=== EXERCISE PROMPT ===
Gather all lines containing the string "color" and copy them out.

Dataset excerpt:
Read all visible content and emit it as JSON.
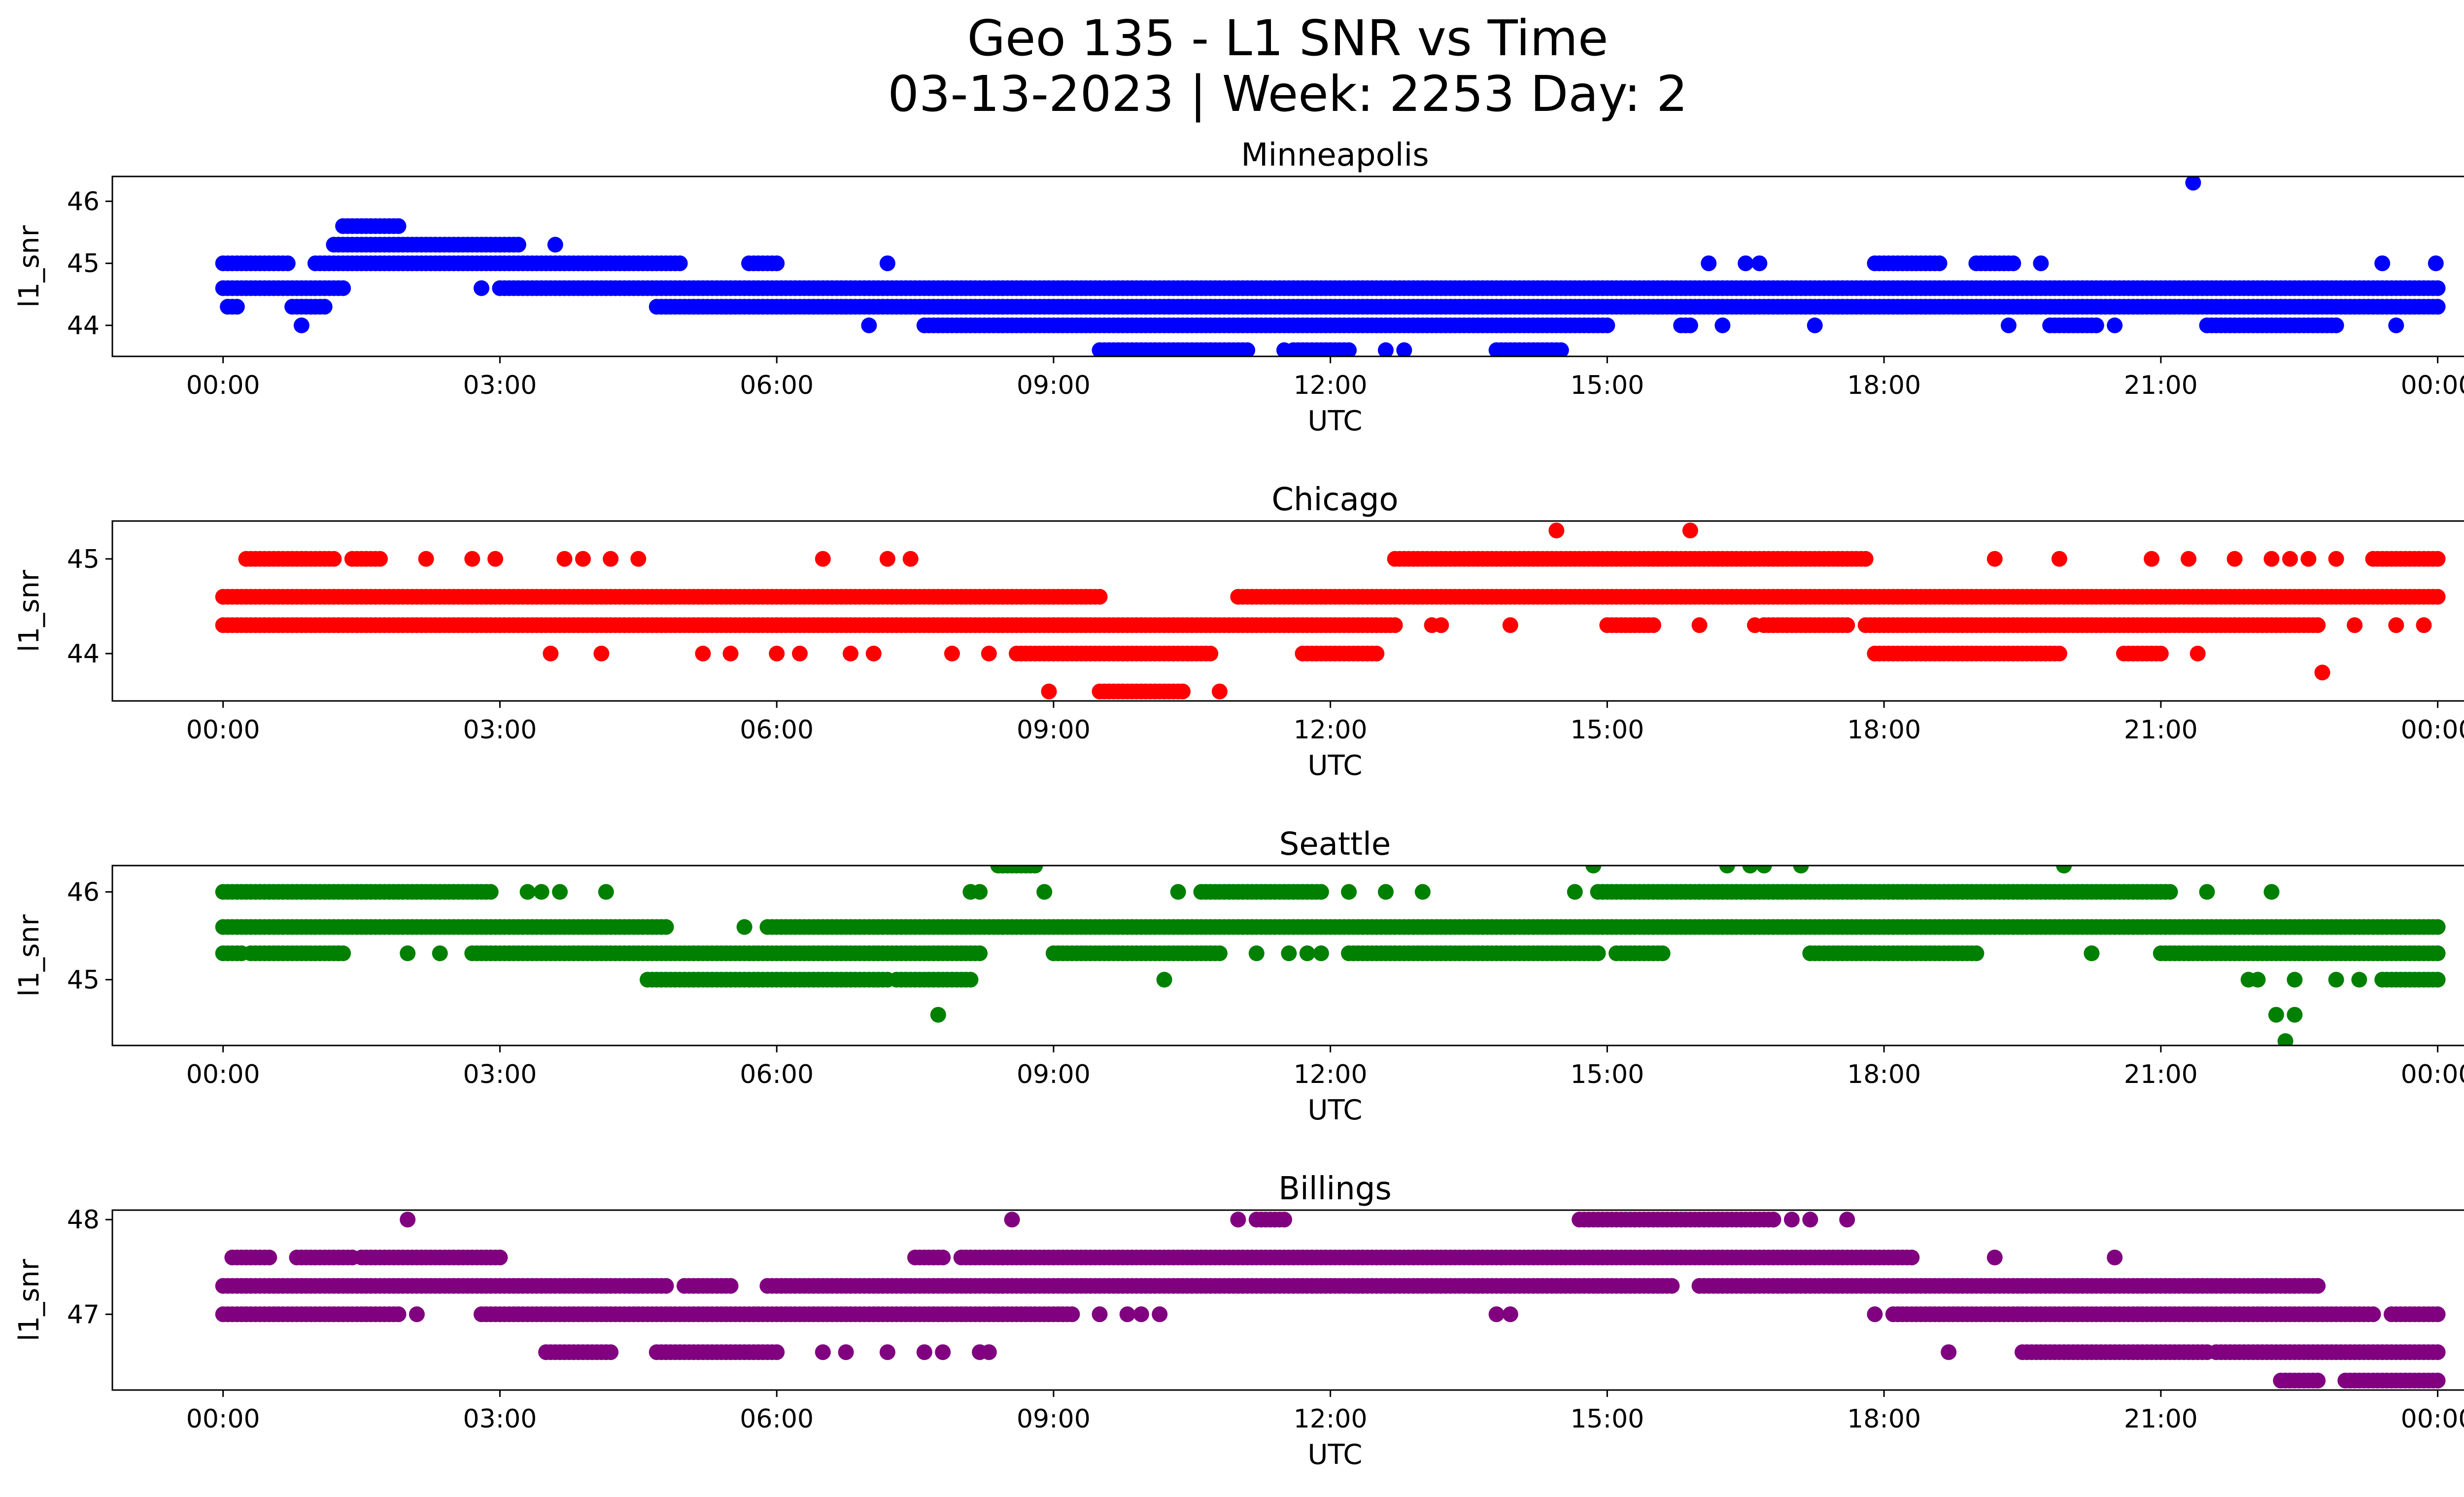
{
  "chart_data": {
    "type": "scatter",
    "title_line1": "Geo 135 - L1 SNR vs Time",
    "title_line2": "03-13-2023 | Week: 2253 Day: 2",
    "xlabel": "UTC",
    "ylabel": "l1_snr",
    "x_ticks": [
      "00:00",
      "03:00",
      "06:00",
      "09:00",
      "12:00",
      "15:00",
      "18:00",
      "21:00",
      "00:00"
    ],
    "x_range_hours": [
      -1.2,
      25.3
    ],
    "grid": false,
    "subplots": [
      {
        "title": "Minneapolis",
        "color": "#0000ff",
        "ylim": [
          43.5,
          46.4
        ],
        "y_ticks": [
          "44",
          "45",
          "46"
        ],
        "y_tick_values": [
          44,
          45,
          46
        ],
        "levels": [
          {
            "y": 44.6,
            "ranges": [
              [
                0.0,
                1.3
              ],
              [
                3.0,
                24.0
              ]
            ]
          },
          {
            "y": 44.3,
            "ranges": [
              [
                0.05,
                0.15
              ],
              [
                0.75,
                1.1
              ],
              [
                4.7,
                24.0
              ]
            ]
          },
          {
            "y": 45.0,
            "ranges": [
              [
                0.0,
                0.7
              ],
              [
                1.0,
                4.9
              ],
              [
                5.7,
                6.0
              ],
              [
                16.1,
                16.1
              ],
              [
                17.9,
                18.6
              ],
              [
                19.0,
                19.4
              ]
            ]
          },
          {
            "y": 45.3,
            "ranges": [
              [
                1.2,
                3.2
              ]
            ]
          },
          {
            "y": 45.6,
            "ranges": [
              [
                1.3,
                1.9
              ]
            ]
          },
          {
            "y": 44.0,
            "ranges": [
              [
                7.6,
                15.0
              ],
              [
                15.8,
                15.9
              ],
              [
                19.8,
                20.3
              ],
              [
                21.5,
                22.9
              ]
            ]
          },
          {
            "y": 43.6,
            "ranges": [
              [
                9.5,
                11.1
              ],
              [
                11.6,
                12.2
              ],
              [
                13.8,
                14.5
              ]
            ]
          }
        ],
        "points": [
          [
            0.85,
            44.0
          ],
          [
            2.8,
            44.6
          ],
          [
            3.6,
            45.3
          ],
          [
            4.95,
            45.0
          ],
          [
            7.2,
            45.0
          ],
          [
            7.0,
            44.0
          ],
          [
            10.0,
            44.3
          ],
          [
            10.25,
            44.3
          ],
          [
            11.5,
            43.6
          ],
          [
            12.6,
            43.6
          ],
          [
            12.8,
            43.6
          ],
          [
            16.5,
            45.0
          ],
          [
            16.65,
            45.0
          ],
          [
            16.25,
            44.0
          ],
          [
            17.25,
            44.0
          ],
          [
            19.7,
            45.0
          ],
          [
            19.35,
            44.0
          ],
          [
            20.5,
            44.0
          ],
          [
            21.35,
            46.3
          ],
          [
            23.4,
            45.0
          ],
          [
            23.55,
            44.0
          ],
          [
            23.98,
            45.0
          ]
        ]
      },
      {
        "title": "Chicago",
        "color": "#ff0000",
        "ylim": [
          43.5,
          45.4
        ],
        "y_ticks": [
          "44",
          "45"
        ],
        "y_tick_values": [
          44,
          45
        ],
        "levels": [
          {
            "y": 44.6,
            "ranges": [
              [
                0.0,
                9.5
              ],
              [
                11.0,
                24.0
              ]
            ]
          },
          {
            "y": 44.3,
            "ranges": [
              [
                0.0,
                12.7
              ],
              [
                15.0,
                15.5
              ],
              [
                16.7,
                17.6
              ],
              [
                17.8,
                22.7
              ]
            ]
          },
          {
            "y": 45.0,
            "ranges": [
              [
                0.3,
                1.2
              ],
              [
                1.4,
                1.7
              ],
              [
                12.7,
                17.8
              ],
              [
                23.3,
                24.0
              ]
            ]
          },
          {
            "y": 44.0,
            "ranges": [
              [
                8.6,
                10.7
              ],
              [
                11.7,
                12.5
              ],
              [
                17.9,
                19.9
              ],
              [
                20.6,
                21.0
              ]
            ]
          },
          {
            "y": 43.6,
            "ranges": [
              [
                9.5,
                10.4
              ]
            ]
          }
        ],
        "points": [
          [
            0.25,
            45.0
          ],
          [
            2.2,
            45.0
          ],
          [
            2.7,
            45.0
          ],
          [
            2.95,
            45.0
          ],
          [
            3.7,
            45.0
          ],
          [
            3.9,
            45.0
          ],
          [
            4.2,
            45.0
          ],
          [
            4.5,
            45.0
          ],
          [
            6.5,
            45.0
          ],
          [
            7.2,
            45.0
          ],
          [
            7.45,
            45.0
          ],
          [
            3.55,
            44.0
          ],
          [
            4.1,
            44.0
          ],
          [
            5.2,
            44.0
          ],
          [
            5.5,
            44.0
          ],
          [
            6.0,
            44.0
          ],
          [
            6.25,
            44.0
          ],
          [
            6.8,
            44.0
          ],
          [
            7.05,
            44.0
          ],
          [
            7.9,
            44.0
          ],
          [
            8.3,
            44.0
          ],
          [
            8.95,
            43.6
          ],
          [
            10.8,
            43.6
          ],
          [
            12.4,
            44.0
          ],
          [
            13.1,
            44.3
          ],
          [
            13.2,
            44.3
          ],
          [
            13.95,
            44.3
          ],
          [
            14.45,
            45.3
          ],
          [
            15.9,
            45.3
          ],
          [
            16.0,
            44.3
          ],
          [
            16.6,
            44.3
          ],
          [
            19.2,
            45.0
          ],
          [
            19.9,
            45.0
          ],
          [
            20.9,
            45.0
          ],
          [
            21.3,
            45.0
          ],
          [
            21.8,
            45.0
          ],
          [
            22.2,
            45.0
          ],
          [
            22.4,
            45.0
          ],
          [
            22.6,
            45.0
          ],
          [
            22.9,
            45.0
          ],
          [
            21.4,
            44.0
          ],
          [
            22.75,
            43.8
          ],
          [
            23.1,
            44.3
          ],
          [
            23.55,
            44.3
          ],
          [
            23.85,
            44.3
          ]
        ]
      },
      {
        "title": "Seattle",
        "color": "#008000",
        "ylim": [
          44.25,
          46.3
        ],
        "y_ticks": [
          "45",
          "46"
        ],
        "y_tick_values": [
          45,
          46
        ],
        "levels": [
          {
            "y": 45.6,
            "ranges": [
              [
                0.0,
                4.8
              ],
              [
                5.9,
                24.0
              ]
            ]
          },
          {
            "y": 45.3,
            "ranges": [
              [
                0.0,
                0.2
              ],
              [
                0.3,
                1.3
              ],
              [
                2.7,
                8.2
              ],
              [
                9.0,
                10.8
              ],
              [
                12.2,
                14.9
              ],
              [
                15.1,
                15.6
              ],
              [
                17.2,
                19.0
              ],
              [
                21.0,
                24.0
              ]
            ]
          },
          {
            "y": 46.0,
            "ranges": [
              [
                0.0,
                2.9
              ],
              [
                10.6,
                11.9
              ],
              [
                14.9,
                16.0
              ],
              [
                16.0,
                21.1
              ]
            ]
          },
          {
            "y": 45.0,
            "ranges": [
              [
                4.6,
                7.2
              ],
              [
                7.3,
                8.1
              ],
              [
                23.4,
                24.0
              ]
            ]
          },
          {
            "y": 46.3,
            "ranges": [
              [
                8.4,
                8.8
              ]
            ]
          }
        ],
        "points": [
          [
            3.3,
            46.0
          ],
          [
            3.45,
            46.0
          ],
          [
            3.65,
            46.0
          ],
          [
            4.15,
            46.0
          ],
          [
            8.1,
            46.0
          ],
          [
            8.2,
            46.0
          ],
          [
            8.9,
            46.0
          ],
          [
            10.35,
            46.0
          ],
          [
            12.2,
            46.0
          ],
          [
            12.6,
            46.0
          ],
          [
            13.0,
            46.0
          ],
          [
            14.65,
            46.0
          ],
          [
            14.85,
            46.3
          ],
          [
            16.3,
            46.3
          ],
          [
            16.55,
            46.3
          ],
          [
            16.7,
            46.3
          ],
          [
            17.1,
            46.3
          ],
          [
            19.95,
            46.3
          ],
          [
            21.5,
            46.0
          ],
          [
            22.2,
            46.0
          ],
          [
            1.25,
            45.3
          ],
          [
            2.0,
            45.3
          ],
          [
            2.35,
            45.3
          ],
          [
            11.2,
            45.3
          ],
          [
            11.55,
            45.3
          ],
          [
            11.75,
            45.3
          ],
          [
            11.9,
            45.3
          ],
          [
            20.25,
            45.3
          ],
          [
            22.55,
            45.3
          ],
          [
            5.65,
            45.6
          ],
          [
            10.2,
            45.0
          ],
          [
            7.75,
            44.6
          ],
          [
            21.95,
            45.0
          ],
          [
            22.05,
            45.0
          ],
          [
            22.45,
            45.0
          ],
          [
            22.9,
            45.0
          ],
          [
            23.15,
            45.0
          ],
          [
            22.25,
            44.6
          ],
          [
            22.45,
            44.6
          ],
          [
            22.35,
            44.3
          ]
        ]
      },
      {
        "title": "Billings",
        "color": "#800080",
        "ylim": [
          46.2,
          48.1
        ],
        "y_ticks": [
          "47",
          "48"
        ],
        "y_tick_values": [
          47,
          48
        ],
        "levels": [
          {
            "y": 47.3,
            "ranges": [
              [
                0.0,
                4.8
              ],
              [
                5.0,
                5.5
              ],
              [
                5.9,
                15.7
              ],
              [
                16.0,
                22.7
              ]
            ]
          },
          {
            "y": 47.0,
            "ranges": [
              [
                0.0,
                1.9
              ],
              [
                2.8,
                9.2
              ],
              [
                18.1,
                23.3
              ],
              [
                23.5,
                24.0
              ]
            ]
          },
          {
            "y": 47.6,
            "ranges": [
              [
                0.1,
                0.5
              ],
              [
                0.8,
                1.4
              ],
              [
                1.5,
                3.0
              ],
              [
                7.5,
                7.8
              ],
              [
                8.0,
                18.3
              ]
            ]
          },
          {
            "y": 46.6,
            "ranges": [
              [
                3.5,
                4.2
              ],
              [
                4.7,
                6.0
              ],
              [
                19.5,
                21.5
              ],
              [
                21.6,
                24.0
              ]
            ]
          },
          {
            "y": 48.0,
            "ranges": [
              [
                14.7,
                16.8
              ],
              [
                11.2,
                11.5
              ]
            ]
          },
          {
            "y": 46.3,
            "ranges": [
              [
                22.3,
                22.7
              ],
              [
                23.0,
                24.0
              ]
            ]
          }
        ],
        "points": [
          [
            2.0,
            48.0
          ],
          [
            8.55,
            48.0
          ],
          [
            11.0,
            48.0
          ],
          [
            16.8,
            48.0
          ],
          [
            17.0,
            48.0
          ],
          [
            17.2,
            48.0
          ],
          [
            17.6,
            48.0
          ],
          [
            19.2,
            47.6
          ],
          [
            20.5,
            47.6
          ],
          [
            22.45,
            47.3
          ],
          [
            18.7,
            46.6
          ],
          [
            17.9,
            47.0
          ],
          [
            2.1,
            47.0
          ],
          [
            13.8,
            47.0
          ],
          [
            13.95,
            47.0
          ],
          [
            6.5,
            46.6
          ],
          [
            6.75,
            46.6
          ],
          [
            7.2,
            46.6
          ],
          [
            7.6,
            46.6
          ],
          [
            7.8,
            46.6
          ],
          [
            8.2,
            46.6
          ],
          [
            8.3,
            46.6
          ],
          [
            9.5,
            47.0
          ],
          [
            9.8,
            47.0
          ],
          [
            9.95,
            47.0
          ],
          [
            10.15,
            47.0
          ]
        ]
      }
    ]
  }
}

=== REPLY ===
        "color": "#0000ff",
        "color": "#ff0000",
        "color": "#008000",
        "color": "#800080",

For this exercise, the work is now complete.